(Records from a collection of figures)

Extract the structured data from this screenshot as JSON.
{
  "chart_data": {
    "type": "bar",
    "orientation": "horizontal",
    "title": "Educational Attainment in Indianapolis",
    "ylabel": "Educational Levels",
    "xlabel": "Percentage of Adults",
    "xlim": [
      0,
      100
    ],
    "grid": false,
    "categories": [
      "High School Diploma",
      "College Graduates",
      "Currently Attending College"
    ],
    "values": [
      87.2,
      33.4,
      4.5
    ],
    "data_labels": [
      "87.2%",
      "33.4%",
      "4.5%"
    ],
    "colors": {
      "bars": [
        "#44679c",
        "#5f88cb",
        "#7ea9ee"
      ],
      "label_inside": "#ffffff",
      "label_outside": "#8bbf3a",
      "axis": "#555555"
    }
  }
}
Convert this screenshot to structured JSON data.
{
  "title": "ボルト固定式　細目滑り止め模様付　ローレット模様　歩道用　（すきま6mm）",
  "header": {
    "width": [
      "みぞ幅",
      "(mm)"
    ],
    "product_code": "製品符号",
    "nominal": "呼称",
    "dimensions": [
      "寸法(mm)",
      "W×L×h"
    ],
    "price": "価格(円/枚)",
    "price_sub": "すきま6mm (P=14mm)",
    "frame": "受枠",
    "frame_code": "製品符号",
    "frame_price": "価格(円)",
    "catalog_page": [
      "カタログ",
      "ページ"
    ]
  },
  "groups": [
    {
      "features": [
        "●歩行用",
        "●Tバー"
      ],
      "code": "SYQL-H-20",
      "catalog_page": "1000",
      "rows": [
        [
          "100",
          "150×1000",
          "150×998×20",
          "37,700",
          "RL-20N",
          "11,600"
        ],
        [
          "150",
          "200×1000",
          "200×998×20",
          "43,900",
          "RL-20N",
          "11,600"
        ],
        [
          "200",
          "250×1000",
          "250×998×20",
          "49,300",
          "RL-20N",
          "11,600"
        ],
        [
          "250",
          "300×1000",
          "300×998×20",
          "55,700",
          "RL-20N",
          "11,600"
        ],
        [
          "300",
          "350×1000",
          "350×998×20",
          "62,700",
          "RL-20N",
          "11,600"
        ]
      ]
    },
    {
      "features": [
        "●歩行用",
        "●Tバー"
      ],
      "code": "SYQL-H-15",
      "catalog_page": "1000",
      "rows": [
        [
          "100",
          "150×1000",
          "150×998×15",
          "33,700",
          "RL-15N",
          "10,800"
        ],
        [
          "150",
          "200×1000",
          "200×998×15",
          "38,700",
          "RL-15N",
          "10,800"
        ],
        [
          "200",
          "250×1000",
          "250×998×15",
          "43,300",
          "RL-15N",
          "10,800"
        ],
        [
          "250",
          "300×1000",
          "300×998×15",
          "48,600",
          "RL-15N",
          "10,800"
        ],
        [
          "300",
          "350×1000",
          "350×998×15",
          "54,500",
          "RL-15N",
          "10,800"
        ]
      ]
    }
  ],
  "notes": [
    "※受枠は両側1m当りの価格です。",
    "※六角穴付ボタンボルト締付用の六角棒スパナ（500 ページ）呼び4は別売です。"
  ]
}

-- Written problem --
Using the material above, gather every line that includes "structured".

-- Response --
Extract the structured data from this screenshot as JSON.
Convert this screenshot to structured JSON data.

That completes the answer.